• Objective
Count the lines below that contain the word "screenshot", and reply with only that number.

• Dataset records
________________________________________

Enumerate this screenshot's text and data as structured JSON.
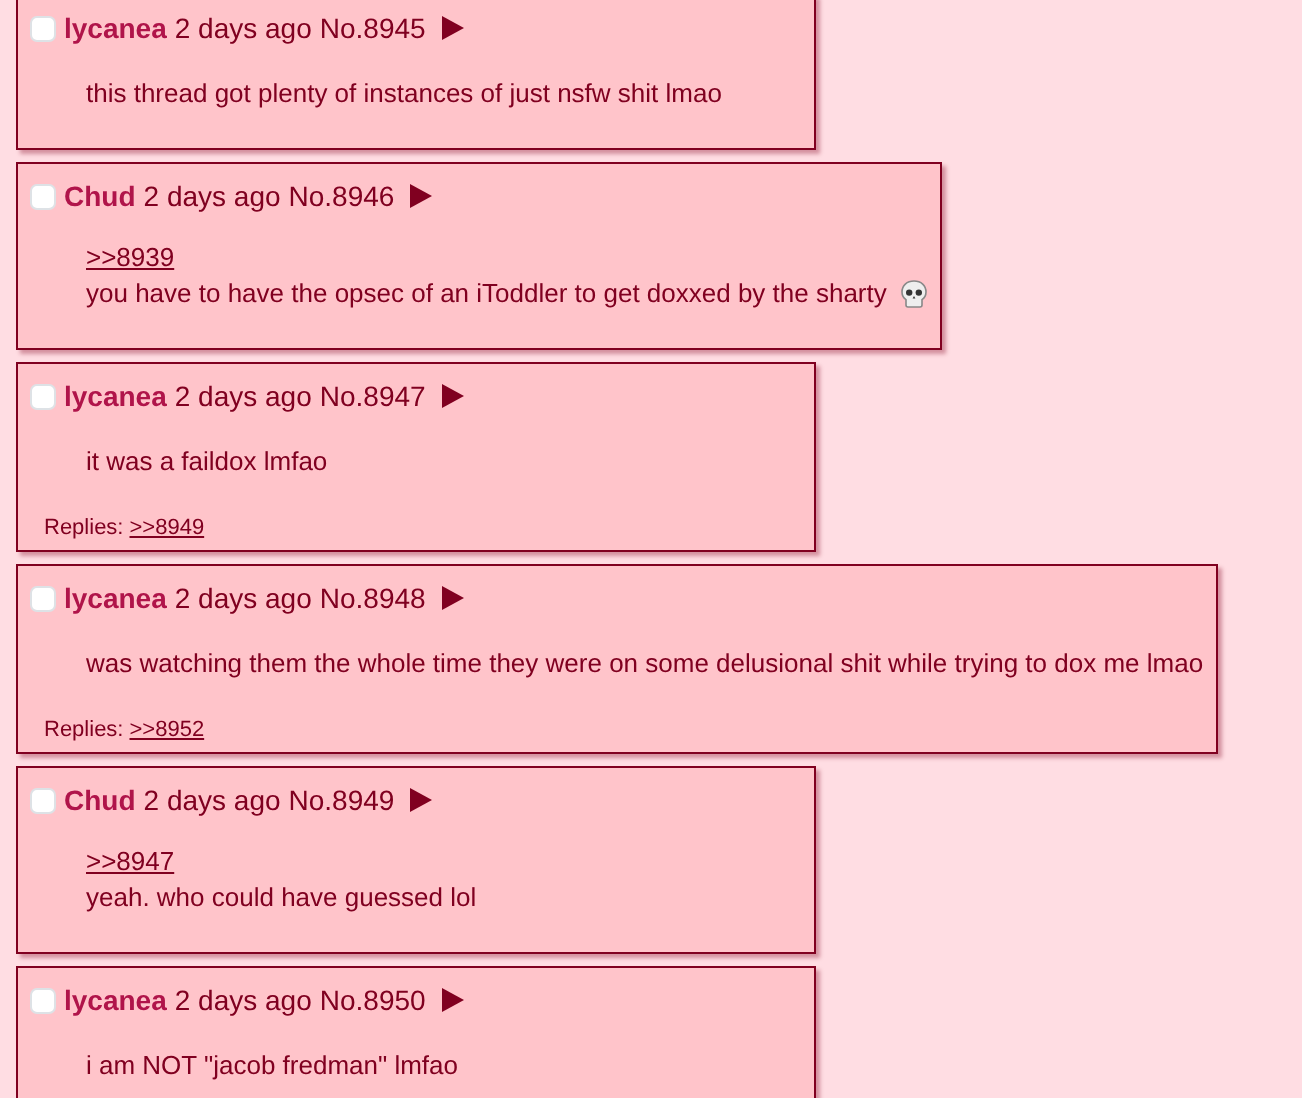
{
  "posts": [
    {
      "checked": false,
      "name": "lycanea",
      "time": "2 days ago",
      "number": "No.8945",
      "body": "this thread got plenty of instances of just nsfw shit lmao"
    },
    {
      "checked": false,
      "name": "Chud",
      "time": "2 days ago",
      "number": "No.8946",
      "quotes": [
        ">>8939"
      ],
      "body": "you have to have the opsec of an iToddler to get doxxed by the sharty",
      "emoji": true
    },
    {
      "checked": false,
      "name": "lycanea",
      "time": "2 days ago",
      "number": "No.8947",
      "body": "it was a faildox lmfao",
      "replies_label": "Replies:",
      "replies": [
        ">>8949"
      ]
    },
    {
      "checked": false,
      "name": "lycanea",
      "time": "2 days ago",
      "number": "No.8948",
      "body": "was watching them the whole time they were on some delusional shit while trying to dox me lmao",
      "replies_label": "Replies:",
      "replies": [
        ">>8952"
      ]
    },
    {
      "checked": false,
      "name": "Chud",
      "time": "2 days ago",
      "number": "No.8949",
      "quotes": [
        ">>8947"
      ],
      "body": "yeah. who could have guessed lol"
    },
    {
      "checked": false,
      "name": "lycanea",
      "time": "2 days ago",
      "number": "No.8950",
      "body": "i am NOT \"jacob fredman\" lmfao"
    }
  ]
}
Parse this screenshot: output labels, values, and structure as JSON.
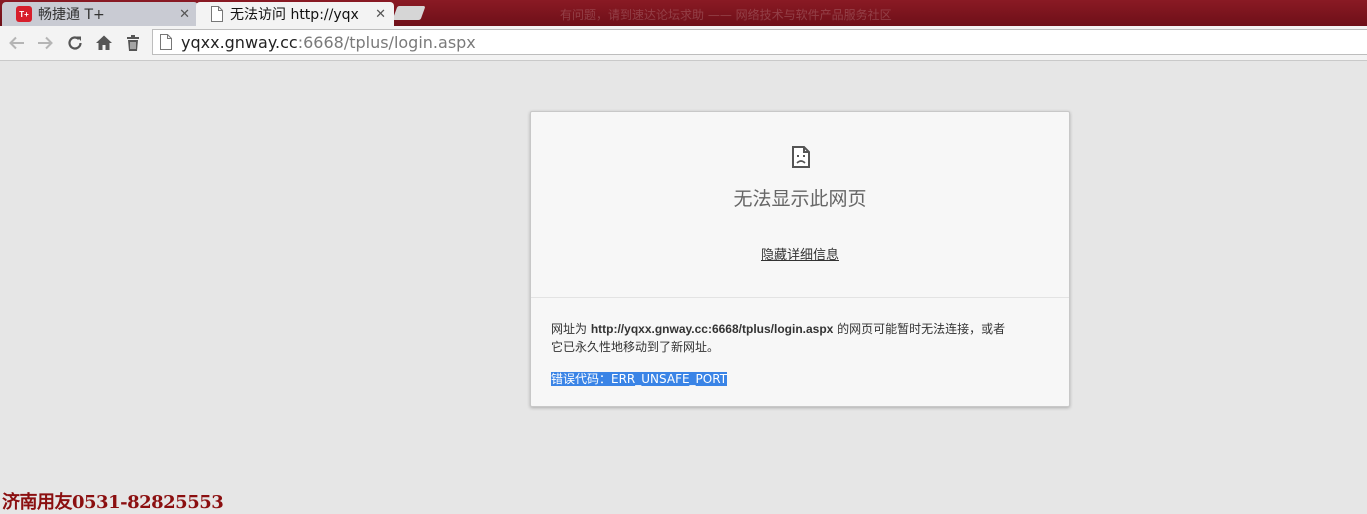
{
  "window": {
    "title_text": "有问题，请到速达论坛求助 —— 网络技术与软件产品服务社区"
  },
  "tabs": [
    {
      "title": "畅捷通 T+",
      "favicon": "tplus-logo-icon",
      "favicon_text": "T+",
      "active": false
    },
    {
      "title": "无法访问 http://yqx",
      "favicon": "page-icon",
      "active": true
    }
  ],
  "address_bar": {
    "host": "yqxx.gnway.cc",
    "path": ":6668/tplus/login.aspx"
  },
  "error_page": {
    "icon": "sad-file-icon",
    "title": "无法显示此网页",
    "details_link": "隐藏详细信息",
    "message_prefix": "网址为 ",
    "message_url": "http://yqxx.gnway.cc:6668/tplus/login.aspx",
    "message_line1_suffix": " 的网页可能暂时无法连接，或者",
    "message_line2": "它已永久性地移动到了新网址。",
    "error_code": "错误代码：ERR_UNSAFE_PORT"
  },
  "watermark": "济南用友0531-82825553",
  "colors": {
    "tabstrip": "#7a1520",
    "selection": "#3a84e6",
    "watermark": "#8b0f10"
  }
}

________________________________________

• Written response
2